Objectives:
1 - List every forum username that appears in the forum thread on gasoline octane.
2 - Write the text that follows the final line of the forum thread on gasoline octane.

Excerpt provided:
BEGIN

I believe the engines get tuned for each market to run best with the highest commonly available grade without knocking. So, if a car ships to a country where 89 is the highest available grade, the timing is already retarded from the factory, so that the engine doesn't knock and the hp rating will be adjusted accordingly. The problem with knock sensors is that the engine has to knock first before the they detect the knock. This is good for the occasional low grade or bad fuel, but why somebody would deliberately cause the engine to knock with lower grade if the higher grade is available is beyond me. I don't know if the DME keeps the retarted timing when you turn off the engine, but if not, your engine knocks everytime you turn it on for the split second it takes the DME to retard the timing. I might be wrong, but this is my educated guessing.


----------



## Gabe (Sep 20, 2004)

There are some misconceptions floating around this thread. Check out: http://www.howstuffworks.com/question90.htm



How Stuff Works said:


> The octane rating of gasoline tells you how much the fuel can be compressed before it spontaneously ignites. When gas ignites by compression rather than because of the spark from the spark plug, it causes knocking in the engine. Knocking can damage an engine, so it is not something you want to have happening. Lower-octane gas (like "regular" 87-octane gasoline) can handle the least amount of compression before igniting.


----------



## LeucX3 (Dec 26, 2001)

JRJOHNKC said:


> Dealer said 89 was good to go... Mine runs just fine on it. Runs great actually. I wouldn't go down to 87 though.

END

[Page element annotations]
BEGIN

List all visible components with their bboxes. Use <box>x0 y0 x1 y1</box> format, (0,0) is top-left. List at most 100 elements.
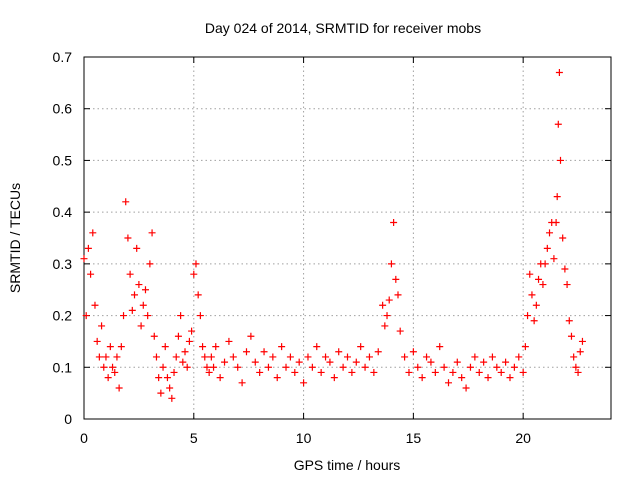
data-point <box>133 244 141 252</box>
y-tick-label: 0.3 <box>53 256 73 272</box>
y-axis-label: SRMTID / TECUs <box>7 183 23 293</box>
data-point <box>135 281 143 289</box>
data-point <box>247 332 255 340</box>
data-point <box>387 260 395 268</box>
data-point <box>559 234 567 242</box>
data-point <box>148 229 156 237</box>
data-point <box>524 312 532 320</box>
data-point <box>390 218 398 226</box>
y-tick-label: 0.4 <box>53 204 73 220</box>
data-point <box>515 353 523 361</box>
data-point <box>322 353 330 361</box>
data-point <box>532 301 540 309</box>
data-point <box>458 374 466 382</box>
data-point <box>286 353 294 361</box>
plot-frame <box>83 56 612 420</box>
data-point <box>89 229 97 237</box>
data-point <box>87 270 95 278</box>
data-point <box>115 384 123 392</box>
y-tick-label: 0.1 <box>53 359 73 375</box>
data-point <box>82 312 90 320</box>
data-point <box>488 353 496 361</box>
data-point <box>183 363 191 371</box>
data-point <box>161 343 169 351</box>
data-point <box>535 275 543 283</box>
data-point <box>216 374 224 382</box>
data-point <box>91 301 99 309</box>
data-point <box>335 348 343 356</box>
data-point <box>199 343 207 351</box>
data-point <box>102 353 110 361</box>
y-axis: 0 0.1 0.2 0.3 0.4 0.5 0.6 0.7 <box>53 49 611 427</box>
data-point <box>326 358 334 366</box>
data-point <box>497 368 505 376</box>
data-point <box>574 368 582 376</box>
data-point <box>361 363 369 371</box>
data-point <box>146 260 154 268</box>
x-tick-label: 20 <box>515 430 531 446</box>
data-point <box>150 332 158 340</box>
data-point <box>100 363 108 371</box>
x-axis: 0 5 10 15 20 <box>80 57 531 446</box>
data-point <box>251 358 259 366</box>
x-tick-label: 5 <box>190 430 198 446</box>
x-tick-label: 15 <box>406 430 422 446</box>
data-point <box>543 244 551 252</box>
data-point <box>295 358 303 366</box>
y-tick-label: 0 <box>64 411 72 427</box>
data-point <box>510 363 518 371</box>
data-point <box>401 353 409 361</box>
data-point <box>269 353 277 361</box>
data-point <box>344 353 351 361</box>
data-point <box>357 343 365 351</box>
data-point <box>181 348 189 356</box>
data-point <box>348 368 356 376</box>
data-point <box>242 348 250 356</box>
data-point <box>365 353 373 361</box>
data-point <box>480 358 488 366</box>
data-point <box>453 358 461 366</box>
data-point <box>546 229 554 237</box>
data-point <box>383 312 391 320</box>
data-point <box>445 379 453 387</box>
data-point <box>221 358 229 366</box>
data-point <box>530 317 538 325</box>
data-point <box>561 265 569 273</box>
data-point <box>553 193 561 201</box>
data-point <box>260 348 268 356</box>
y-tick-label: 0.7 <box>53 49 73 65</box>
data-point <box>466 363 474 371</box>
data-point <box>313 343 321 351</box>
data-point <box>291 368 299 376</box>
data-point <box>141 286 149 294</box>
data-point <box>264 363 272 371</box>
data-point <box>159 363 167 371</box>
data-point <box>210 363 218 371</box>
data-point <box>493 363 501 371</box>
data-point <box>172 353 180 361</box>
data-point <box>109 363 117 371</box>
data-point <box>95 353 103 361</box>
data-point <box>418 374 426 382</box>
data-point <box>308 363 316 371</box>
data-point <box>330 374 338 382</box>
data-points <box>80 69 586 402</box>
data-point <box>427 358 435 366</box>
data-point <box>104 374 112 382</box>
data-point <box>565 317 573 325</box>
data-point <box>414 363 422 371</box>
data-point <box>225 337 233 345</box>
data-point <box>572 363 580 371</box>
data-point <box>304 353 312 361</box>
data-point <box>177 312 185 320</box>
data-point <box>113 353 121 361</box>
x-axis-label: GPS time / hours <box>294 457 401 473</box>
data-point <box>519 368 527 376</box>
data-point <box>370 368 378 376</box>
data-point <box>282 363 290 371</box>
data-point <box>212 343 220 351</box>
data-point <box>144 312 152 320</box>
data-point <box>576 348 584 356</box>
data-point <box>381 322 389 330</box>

END

Task responses:
1 - Gabe, LeucX3, JRJOHNKC

2 -
Runs fine, yes, but probably not optimal.


----------



## shamilot (Apr 30, 2004)

*interesting responses and link 10% Ethanol in gas?*



Gabe said:


> There are some misconceptions floating around this thread. Check out: http://www.howstuffworks.com/question90.htm


Great link, thanks! 
The station where I usually fill up near my house has stickers on their pumps that read "Contains 10% Ethanol" what does this mean?


----------



## Gabe (Sep 20, 2004)

shamilot said:


> Great link, thanks!
> The station where I usually fill up near my house has stickers on their pumps that read "Contains 10% Ethanol" what does this mean?


To answer this question, check out "How Gasoline Works"

http://www.howstuffworks.com/gasoline4.htm


----------



## Crawlings (Sep 27, 2004)

So, will it hurt your BMW to put higher octane gas in it than is recommended? For instance, if I do the European Delivery on one which gas should I use? They tend to have higher rated octane, or a different rating all together, correct?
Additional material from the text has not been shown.